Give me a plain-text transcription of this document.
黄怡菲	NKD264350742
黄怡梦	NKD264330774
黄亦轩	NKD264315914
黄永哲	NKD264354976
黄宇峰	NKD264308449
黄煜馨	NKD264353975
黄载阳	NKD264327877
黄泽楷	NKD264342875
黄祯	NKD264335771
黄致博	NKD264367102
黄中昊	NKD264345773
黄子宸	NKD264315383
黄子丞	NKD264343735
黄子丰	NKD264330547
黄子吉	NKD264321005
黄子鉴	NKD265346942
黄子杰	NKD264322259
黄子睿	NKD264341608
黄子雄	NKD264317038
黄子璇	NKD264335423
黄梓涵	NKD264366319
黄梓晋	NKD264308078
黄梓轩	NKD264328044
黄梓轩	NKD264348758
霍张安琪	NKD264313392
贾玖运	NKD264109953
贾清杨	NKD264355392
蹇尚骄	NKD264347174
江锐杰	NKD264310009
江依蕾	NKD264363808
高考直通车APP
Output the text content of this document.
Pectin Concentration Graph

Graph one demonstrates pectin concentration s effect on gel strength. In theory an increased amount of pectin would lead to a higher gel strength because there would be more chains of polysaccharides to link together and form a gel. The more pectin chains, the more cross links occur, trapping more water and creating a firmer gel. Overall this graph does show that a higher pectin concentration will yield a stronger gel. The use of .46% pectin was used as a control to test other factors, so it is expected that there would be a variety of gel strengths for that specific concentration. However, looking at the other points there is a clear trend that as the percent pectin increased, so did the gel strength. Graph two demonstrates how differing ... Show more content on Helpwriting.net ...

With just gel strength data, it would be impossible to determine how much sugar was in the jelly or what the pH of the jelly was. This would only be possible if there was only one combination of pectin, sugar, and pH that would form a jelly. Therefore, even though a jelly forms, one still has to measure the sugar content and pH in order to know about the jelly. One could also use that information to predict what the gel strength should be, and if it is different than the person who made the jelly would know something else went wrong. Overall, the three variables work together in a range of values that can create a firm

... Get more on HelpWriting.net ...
────────────────
> What to produce
State how many lines include the string "text". Give no other information.

> Completed task
2